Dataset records
--

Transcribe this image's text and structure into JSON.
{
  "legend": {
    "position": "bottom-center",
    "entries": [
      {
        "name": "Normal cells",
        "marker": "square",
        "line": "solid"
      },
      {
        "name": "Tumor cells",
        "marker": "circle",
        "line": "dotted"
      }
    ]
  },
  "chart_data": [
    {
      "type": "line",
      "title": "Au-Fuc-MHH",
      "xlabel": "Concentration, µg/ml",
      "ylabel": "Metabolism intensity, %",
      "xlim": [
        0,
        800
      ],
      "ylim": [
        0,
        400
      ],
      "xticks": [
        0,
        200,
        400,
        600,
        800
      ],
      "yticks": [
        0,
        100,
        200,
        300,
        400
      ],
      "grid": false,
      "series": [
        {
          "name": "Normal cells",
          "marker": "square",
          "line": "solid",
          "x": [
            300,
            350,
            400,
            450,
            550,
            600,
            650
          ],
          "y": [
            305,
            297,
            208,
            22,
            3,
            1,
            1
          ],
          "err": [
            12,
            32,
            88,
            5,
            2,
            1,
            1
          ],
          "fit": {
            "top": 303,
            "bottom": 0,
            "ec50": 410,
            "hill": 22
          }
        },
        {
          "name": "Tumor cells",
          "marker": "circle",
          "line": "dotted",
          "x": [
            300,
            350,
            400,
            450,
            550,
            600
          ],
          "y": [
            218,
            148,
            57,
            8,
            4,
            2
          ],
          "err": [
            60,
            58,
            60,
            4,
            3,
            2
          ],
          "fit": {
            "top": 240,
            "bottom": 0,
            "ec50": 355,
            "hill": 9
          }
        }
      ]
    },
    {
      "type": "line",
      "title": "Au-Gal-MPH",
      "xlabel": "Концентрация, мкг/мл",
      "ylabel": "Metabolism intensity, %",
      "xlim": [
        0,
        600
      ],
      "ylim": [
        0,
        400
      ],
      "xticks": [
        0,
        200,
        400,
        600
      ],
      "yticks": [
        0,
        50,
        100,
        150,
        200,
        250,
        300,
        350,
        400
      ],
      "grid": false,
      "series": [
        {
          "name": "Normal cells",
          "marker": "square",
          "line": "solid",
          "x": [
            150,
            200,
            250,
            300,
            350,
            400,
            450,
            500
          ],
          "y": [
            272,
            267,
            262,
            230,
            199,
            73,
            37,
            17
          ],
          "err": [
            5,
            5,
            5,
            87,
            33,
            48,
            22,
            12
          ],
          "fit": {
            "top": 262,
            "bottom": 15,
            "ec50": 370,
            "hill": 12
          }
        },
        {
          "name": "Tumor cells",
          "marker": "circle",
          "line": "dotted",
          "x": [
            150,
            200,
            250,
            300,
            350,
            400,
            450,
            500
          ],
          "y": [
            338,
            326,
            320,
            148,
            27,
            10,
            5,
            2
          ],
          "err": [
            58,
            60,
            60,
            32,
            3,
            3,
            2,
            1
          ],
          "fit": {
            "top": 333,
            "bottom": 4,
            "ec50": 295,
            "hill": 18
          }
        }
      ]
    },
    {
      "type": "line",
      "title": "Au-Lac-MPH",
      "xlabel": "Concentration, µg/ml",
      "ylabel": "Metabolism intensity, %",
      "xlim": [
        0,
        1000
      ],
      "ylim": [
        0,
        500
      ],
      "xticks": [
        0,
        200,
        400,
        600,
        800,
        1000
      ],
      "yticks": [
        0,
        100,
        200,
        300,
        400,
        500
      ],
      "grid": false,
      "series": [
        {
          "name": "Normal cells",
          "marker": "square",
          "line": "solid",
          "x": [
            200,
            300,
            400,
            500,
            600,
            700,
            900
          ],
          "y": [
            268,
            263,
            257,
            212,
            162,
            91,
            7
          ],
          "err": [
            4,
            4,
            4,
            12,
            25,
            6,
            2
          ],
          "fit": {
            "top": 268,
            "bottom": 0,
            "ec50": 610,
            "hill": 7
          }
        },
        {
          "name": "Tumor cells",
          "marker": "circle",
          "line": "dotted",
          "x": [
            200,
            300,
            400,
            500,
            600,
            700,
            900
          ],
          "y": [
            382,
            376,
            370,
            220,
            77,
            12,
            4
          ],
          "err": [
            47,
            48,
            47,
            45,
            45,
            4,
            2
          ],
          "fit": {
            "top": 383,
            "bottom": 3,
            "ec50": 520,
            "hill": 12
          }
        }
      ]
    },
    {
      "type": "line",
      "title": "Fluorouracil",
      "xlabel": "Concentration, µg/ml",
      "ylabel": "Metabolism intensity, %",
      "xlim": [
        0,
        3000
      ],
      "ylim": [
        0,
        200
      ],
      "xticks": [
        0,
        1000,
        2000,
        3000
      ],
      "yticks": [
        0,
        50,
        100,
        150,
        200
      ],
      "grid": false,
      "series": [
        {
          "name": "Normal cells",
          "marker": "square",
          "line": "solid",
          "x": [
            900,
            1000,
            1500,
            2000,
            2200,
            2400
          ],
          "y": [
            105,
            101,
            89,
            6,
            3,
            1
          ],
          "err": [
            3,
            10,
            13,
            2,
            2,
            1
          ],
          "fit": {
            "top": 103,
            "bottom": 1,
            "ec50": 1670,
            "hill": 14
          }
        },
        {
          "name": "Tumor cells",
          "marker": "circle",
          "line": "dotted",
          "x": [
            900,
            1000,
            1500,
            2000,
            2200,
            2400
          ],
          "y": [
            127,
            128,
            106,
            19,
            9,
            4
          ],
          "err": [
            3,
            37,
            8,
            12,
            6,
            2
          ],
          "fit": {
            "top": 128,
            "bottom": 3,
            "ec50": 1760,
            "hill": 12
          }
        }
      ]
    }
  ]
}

--

**What the exercise asks**
Every record must be given again exactly as it was written.

**Answer to the problem**
Transcribe this image's text and structure into JSON.
{
  "legend": {
    "position": "bottom-center",
    "entries": [
      {
        "name": "Normal cells",
        "marker": "square",
        "line": "solid"
      },
      {
        "name": "Tumor cells",
        "marker": "circle",
        "line": "dotted"
      }
    ]
  },
  "chart_data": [
    {
      "type": "line",
      "title": "Au-Fuc-MHH",
      "xlabel": "Concentration, µg/ml",
      "ylabel": "Metabolism intensity, %",
      "xlim": [
        0,
        800
      ],
      "ylim": [
        0,
        400
      ],
      "xticks": [
        0,
        200,
        400,
        600,
        800
      ],
      "yticks": [
        0,
        100,
        200,
        300,
        400
      ],
      "grid": false,
      "series": [
        {
          "name": "Normal cells",
          "marker": "square",
          "line": "solid",
          "x": [
            300,
            350,
            400,
            450,
            550,
            600,
            650
          ],
          "y": [
            305,
            297,
            208,
            22,
            3,
            1,
            1
          ],
          "err": [
            12,
            32,
            88,
            5,
            2,
            1,
            1
          ],
          "fit": {
            "top": 303,
            "bottom": 0,
            "ec50": 410,
            "hill": 22
          }
        },
        {
          "name": "Tumor cells",
          "marker": "circle",
          "line": "dotted",
          "x": [
            300,
            350,
            400,
            450,
            550,
            600
          ],
          "y": [
            218,
            148,
            57,
            8,
            4,
            2
          ],
          "err": [
            60,
            58,
            60,
            4,
            3,
            2
          ],
          "fit": {
            "top": 240,
            "bottom": 0,
            "ec50": 355,
            "hill": 9
          }
        }
      ]
    },
    {
      "type": "line",
      "title": "Au-Gal-MPH",
      "xlabel": "Концентрация, мкг/мл",
      "ylabel": "Metabolism intensity, %",
      "xlim": [
        0,
        600
      ],
      "ylim": [
        0,
        400
      ],
      "xticks": [
        0,
        200,
        400,
        600
      ],
      "yticks": [
        0,
        50,
        100,
        150,
        200,
        250,
        300,
        350,
        400
      ],
      "grid": false,
      "series": [
        {
          "name": "Normal cells",
          "marker": "square",
          "line": "solid",
          "x": [
            150,
            200,
            250,
            300,
            350,
            400,
            450,
            500
          ],
          "y": [
            272,
            267,
            262,
            230,
            199,
            73,
            37,
            17
          ],
          "err": [
            5,
            5,
            5,
            87,
            33,
            48,
            22,
            12
          ],
          "fit": {
            "top": 262,
            "bottom": 15,
            "ec50": 370,
            "hill": 12
          }
        },
        {
          "name": "Tumor cells",
          "marker": "circle",
          "line": "dotted",
          "x": [
            150,
            200,
            250,
            300,
            350,
            400,
            450,
            500
          ],
          "y": [
            338,
            326,
            320,
            148,
            27,
            10,
            5,
            2
          ],
          "err": [
            58,
            60,
            60,
            32,
            3,
            3,
            2,
            1
          ],
          "fit": {
            "top": 333,
            "bottom": 4,
            "ec50": 295,
            "hill": 18
          }
        }
      ]
    },
    {
      "type": "line",
      "title": "Au-Lac-MPH",
      "xlabel": "Concentration, µg/ml",
      "ylabel": "Metabolism intensity, %",
      "xlim": [
        0,
        1000
      ],
      "ylim": [
        0,
        500
      ],
      "xticks": [
        0,
        200,
        400,
        600,
        800,
        1000
      ],
      "yticks": [
        0,
        100,
        200,
        300,
        400,
        500
      ],
      "grid": false,
      "series": [
        {
          "name": "Normal cells",
          "marker": "square",
          "line": "solid",
          "x": [
            200,
            300,
            400,
            500,
            600,
            700,
            900
          ],
          "y": [
            268,
            263,
            257,
            212,
            162,
            91,
            7
          ],
          "err": [
            4,
            4,
            4,
            12,
            25,
            6,
            2
          ],
          "fit": {
            "top": 268,
            "bottom": 0,
            "ec50": 610,
            "hill": 7
          }
        },
        {
          "name": "Tumor cells",
          "marker": "circle",
          "line": "dotted",
          "x": [
            200,
            300,
            400,
            500,
            600,
            700,
            900
          ],
          "y": [
            382,
            376,
            370,
            220,
            77,
            12,
            4
          ],
          "err": [
            47,
            48,
            47,
            45,
            45,
            4,
            2
          ],
          "fit": {
            "top": 383,
            "bottom": 3,
            "ec50": 520,
            "hill": 12
          }
        }
      ]
    },
    {
      "type": "line",
      "title": "Fluorouracil",
      "xlabel": "Concentration, µg/ml",
      "ylabel": "Metabolism intensity, %",
      "xlim": [
        0,
        3000
      ],
      "ylim": [
        0,
        200
      ],
      "xticks": [
        0,
        1000,
        2000,
        3000
      ],
      "yticks": [
        0,
        50,
        100,
        150,
        200
      ],
      "grid": false,
      "series": [
        {
          "name": "Normal cells",
          "marker": "square",
          "line": "solid",
          "x": [
            900,
            1000,
            1500,
            2000,
            2200,
            2400
          ],
          "y": [
            105,
            101,
            89,
            6,
            3,
            1
          ],
          "err": [
            3,
            10,
            13,
            2,
            2,
            1
          ],
          "fit": {
            "top": 103,
            "bottom": 1,
            "ec50": 1670,
            "hill": 14
          }
        },
        {
          "name": "Tumor cells",
          "marker": "circle",
          "line": "dotted",
          "x": [
            900,
            1000,
            1500,
            2000,
            2200,
            2400
          ],
          "y": [
            127,
            128,
            106,
            19,
            9,
            4
          ],
          "err": [
            3,
            37,
            8,
            12,
            6,
            2
          ],
          "fit": {
            "top": 128,
            "bottom": 3,
            "ec50": 1760,
            "hill": 12
          }
        }
      ]
    }
  ]
}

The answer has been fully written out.